*Dataset rows:*
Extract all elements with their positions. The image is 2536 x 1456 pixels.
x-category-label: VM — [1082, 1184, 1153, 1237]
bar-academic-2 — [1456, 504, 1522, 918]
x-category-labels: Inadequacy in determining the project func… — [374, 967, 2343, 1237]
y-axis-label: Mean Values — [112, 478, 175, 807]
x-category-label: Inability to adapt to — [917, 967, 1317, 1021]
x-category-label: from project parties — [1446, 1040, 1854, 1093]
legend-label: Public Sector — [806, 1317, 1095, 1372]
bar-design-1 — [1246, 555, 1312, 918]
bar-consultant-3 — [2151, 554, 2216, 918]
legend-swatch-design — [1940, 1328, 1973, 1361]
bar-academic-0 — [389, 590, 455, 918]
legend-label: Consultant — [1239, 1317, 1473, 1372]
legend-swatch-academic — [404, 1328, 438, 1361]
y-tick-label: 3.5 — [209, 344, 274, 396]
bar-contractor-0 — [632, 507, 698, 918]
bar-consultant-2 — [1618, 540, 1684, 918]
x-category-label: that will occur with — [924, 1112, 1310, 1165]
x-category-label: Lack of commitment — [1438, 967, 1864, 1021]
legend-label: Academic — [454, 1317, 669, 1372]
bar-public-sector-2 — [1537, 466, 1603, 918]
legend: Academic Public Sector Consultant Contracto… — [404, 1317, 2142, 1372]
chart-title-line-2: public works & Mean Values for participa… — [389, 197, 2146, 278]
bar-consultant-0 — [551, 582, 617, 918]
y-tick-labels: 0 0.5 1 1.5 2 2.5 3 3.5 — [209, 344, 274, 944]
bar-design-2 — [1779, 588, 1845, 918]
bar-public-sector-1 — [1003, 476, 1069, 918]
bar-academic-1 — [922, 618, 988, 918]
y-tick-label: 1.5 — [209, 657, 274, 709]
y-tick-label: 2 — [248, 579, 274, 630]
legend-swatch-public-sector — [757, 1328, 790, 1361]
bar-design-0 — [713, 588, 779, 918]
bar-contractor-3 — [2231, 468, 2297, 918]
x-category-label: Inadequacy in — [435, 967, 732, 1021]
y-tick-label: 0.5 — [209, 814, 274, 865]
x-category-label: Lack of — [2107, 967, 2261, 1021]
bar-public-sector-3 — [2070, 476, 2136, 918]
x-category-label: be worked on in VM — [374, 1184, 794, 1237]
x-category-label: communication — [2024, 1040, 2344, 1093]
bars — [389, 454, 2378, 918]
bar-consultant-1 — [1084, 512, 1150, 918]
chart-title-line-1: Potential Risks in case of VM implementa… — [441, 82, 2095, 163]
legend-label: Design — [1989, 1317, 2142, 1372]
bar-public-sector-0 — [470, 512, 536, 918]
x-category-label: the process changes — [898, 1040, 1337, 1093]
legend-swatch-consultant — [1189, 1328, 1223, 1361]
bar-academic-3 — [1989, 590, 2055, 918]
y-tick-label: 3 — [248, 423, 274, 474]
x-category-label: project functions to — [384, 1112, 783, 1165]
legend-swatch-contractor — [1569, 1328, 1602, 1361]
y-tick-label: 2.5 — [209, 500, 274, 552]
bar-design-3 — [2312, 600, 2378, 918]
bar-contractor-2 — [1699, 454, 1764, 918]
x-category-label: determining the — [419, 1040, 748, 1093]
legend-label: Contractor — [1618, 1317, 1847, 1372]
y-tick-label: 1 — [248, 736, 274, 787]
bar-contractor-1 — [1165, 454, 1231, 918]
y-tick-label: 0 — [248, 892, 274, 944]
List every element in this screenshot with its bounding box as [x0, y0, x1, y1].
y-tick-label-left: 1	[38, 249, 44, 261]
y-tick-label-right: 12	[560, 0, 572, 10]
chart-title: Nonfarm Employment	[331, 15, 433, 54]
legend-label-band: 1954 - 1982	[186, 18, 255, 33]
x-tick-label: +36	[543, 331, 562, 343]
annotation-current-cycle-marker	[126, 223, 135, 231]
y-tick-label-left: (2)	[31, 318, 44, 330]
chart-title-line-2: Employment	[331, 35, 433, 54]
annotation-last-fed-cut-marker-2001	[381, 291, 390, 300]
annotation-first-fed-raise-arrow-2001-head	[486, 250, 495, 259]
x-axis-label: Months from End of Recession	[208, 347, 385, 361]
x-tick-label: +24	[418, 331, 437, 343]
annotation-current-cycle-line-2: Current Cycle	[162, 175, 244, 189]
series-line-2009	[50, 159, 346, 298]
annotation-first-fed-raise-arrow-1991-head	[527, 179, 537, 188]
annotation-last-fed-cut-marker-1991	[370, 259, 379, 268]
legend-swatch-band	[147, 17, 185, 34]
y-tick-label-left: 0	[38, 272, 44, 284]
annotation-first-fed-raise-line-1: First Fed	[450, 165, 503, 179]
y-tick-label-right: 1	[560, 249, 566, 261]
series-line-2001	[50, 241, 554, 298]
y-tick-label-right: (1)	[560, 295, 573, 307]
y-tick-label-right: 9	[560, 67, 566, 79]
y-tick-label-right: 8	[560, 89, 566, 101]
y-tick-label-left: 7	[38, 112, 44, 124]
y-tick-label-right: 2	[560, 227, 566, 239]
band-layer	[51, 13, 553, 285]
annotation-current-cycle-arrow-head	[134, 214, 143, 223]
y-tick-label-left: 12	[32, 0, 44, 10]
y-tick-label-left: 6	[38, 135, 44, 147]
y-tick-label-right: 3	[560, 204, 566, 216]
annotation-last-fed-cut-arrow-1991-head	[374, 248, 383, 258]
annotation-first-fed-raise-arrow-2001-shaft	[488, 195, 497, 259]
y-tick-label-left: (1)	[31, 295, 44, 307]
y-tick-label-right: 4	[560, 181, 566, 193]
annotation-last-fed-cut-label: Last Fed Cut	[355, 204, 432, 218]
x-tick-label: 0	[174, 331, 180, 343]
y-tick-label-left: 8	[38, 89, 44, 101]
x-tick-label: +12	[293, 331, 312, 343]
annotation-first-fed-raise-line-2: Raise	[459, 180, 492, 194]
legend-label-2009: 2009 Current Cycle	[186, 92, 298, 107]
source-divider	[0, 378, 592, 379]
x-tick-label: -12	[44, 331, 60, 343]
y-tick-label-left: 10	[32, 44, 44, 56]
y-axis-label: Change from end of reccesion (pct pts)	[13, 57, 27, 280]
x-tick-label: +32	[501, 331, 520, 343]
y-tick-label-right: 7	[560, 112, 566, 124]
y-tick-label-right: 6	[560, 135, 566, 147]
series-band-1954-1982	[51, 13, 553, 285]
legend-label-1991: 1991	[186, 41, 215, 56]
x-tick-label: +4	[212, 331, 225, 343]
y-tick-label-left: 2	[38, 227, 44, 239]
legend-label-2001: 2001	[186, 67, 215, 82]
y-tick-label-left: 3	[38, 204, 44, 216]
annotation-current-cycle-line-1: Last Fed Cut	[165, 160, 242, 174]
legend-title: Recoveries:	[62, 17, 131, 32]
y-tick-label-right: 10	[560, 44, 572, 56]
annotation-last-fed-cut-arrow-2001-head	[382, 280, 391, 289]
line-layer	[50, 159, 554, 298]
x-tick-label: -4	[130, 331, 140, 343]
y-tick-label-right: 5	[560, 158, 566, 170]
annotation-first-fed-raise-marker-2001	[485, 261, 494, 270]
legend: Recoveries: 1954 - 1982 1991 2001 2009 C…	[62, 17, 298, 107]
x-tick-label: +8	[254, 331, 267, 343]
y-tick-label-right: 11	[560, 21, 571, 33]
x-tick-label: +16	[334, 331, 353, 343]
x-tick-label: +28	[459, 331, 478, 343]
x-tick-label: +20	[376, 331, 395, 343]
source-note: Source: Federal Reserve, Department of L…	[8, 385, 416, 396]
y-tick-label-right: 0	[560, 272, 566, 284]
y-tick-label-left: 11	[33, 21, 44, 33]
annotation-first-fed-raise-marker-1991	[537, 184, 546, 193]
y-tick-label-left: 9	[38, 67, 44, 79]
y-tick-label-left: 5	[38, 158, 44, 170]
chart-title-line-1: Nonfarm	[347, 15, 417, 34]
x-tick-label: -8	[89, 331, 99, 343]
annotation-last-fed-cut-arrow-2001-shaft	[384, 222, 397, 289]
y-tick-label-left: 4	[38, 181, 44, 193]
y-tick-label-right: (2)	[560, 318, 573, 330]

*Your objective:* Repeat the rows word for word, from the first one through the line that contains "x-category-label: Inability to", with that line included.

*Solution to this exercise:*
Extract all elements with their positions. The image is 2536 x 1456 pixels.
x-category-label: VM — [1082, 1184, 1153, 1237]
bar-academic-2 — [1456, 504, 1522, 918]
x-category-labels: Inadequacy in determining the project func… — [374, 967, 2343, 1237]
y-axis-label: Mean Values — [112, 478, 175, 807]
x-category-label: Inability to adapt to — [917, 967, 1317, 1021]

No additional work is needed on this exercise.